** Exercise task **
Exact repetition is required: output every record in full.

** Listed entries **
-------

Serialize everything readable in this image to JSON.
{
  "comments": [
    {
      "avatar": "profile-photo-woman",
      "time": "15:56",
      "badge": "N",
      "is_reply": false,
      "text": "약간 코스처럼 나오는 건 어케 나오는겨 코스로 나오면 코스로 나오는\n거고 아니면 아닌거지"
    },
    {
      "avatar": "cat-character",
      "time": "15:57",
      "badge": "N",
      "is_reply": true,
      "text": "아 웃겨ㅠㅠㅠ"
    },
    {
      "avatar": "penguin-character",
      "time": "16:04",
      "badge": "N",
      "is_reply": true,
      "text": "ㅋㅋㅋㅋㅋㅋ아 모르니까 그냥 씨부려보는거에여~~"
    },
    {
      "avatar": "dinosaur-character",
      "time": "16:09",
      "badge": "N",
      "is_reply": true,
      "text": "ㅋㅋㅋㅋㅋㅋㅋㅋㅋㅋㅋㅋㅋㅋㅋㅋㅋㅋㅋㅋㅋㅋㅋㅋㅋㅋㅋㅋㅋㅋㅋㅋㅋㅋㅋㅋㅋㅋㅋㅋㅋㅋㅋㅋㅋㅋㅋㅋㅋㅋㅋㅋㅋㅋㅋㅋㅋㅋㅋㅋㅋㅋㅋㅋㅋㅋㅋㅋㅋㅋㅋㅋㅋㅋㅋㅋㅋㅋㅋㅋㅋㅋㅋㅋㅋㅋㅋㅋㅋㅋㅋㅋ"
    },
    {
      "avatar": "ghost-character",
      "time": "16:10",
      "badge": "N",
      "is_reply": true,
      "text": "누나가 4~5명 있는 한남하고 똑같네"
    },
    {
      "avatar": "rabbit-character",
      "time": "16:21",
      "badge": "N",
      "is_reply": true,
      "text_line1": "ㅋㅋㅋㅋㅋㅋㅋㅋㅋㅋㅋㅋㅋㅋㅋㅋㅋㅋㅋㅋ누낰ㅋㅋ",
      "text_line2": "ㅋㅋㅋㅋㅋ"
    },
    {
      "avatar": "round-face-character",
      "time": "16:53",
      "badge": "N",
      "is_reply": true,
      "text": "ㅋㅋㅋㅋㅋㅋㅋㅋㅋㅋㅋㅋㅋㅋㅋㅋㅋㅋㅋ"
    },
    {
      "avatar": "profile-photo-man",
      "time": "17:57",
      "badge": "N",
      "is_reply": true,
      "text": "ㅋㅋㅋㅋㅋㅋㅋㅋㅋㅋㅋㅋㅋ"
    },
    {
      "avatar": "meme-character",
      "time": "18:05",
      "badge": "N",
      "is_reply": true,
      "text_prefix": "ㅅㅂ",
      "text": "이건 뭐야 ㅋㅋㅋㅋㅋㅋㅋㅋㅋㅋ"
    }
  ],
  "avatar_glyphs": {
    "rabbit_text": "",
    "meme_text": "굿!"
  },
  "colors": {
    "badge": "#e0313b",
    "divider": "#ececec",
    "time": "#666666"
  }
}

-------

** Full output **
Serialize everything readable in this image to JSON.
{
  "comments": [
    {
      "avatar": "profile-photo-woman",
      "time": "15:56",
      "badge": "N",
      "is_reply": false,
      "text": "약간 코스처럼 나오는 건 어케 나오는겨 코스로 나오면 코스로 나오는\n거고 아니면 아닌거지"
    },
    {
      "avatar": "cat-character",
      "time": "15:57",
      "badge": "N",
      "is_reply": true,
      "text": "아 웃겨ㅠㅠㅠ"
    },
    {
      "avatar": "penguin-character",
      "time": "16:04",
      "badge": "N",
      "is_reply": true,
      "text": "ㅋㅋㅋㅋㅋㅋ아 모르니까 그냥 씨부려보는거에여~~"
    },
    {
      "avatar": "dinosaur-character",
      "time": "16:09",
      "badge": "N",
      "is_reply": true,
      "text": "ㅋㅋㅋㅋㅋㅋㅋㅋㅋㅋㅋㅋㅋㅋㅋㅋㅋㅋㅋㅋㅋㅋㅋㅋㅋㅋㅋㅋㅋㅋㅋㅋㅋㅋㅋㅋㅋㅋㅋㅋㅋㅋㅋㅋㅋㅋㅋㅋㅋㅋㅋㅋㅋㅋㅋㅋㅋㅋㅋㅋㅋㅋㅋㅋㅋㅋㅋㅋㅋㅋㅋㅋㅋㅋㅋㅋㅋㅋㅋㅋㅋㅋㅋㅋㅋㅋㅋㅋㅋㅋㅋㅋ"
    },
    {
      "avatar": "ghost-character",
      "time": "16:10",
      "badge": "N",
      "is_reply": true,
      "text": "누나가 4~5명 있는 한남하고 똑같네"
    },
    {
      "avatar": "rabbit-character",
      "time": "16:21",
      "badge": "N",
      "is_reply": true,
      "text_line1": "ㅋㅋㅋㅋㅋㅋㅋㅋㅋㅋㅋㅋㅋㅋㅋㅋㅋㅋㅋㅋ누낰ㅋㅋ",
      "text_line2": "ㅋㅋㅋㅋㅋ"
    },
    {
      "avatar": "round-face-character",
      "time": "16:53",
      "badge": "N",
      "is_reply": true,
      "text": "ㅋㅋㅋㅋㅋㅋㅋㅋㅋㅋㅋㅋㅋㅋㅋㅋㅋㅋㅋ"
    },
    {
      "avatar": "profile-photo-man",
      "time": "17:57",
      "badge": "N",
      "is_reply": true,
      "text": "ㅋㅋㅋㅋㅋㅋㅋㅋㅋㅋㅋㅋㅋ"
    },
    {
      "avatar": "meme-character",
      "time": "18:05",
      "badge": "N",
      "is_reply": true,
      "text_prefix": "ㅅㅂ",
      "text": "이건 뭐야 ㅋㅋㅋㅋㅋㅋㅋㅋㅋㅋ"
    }
  ],
  "avatar_glyphs": {
    "rabbit_text": "",
    "meme_text": "굿!"
  },
  "colors": {
    "badge": "#e0313b",
    "divider": "#ececec",
    "time": "#666666"
  }
}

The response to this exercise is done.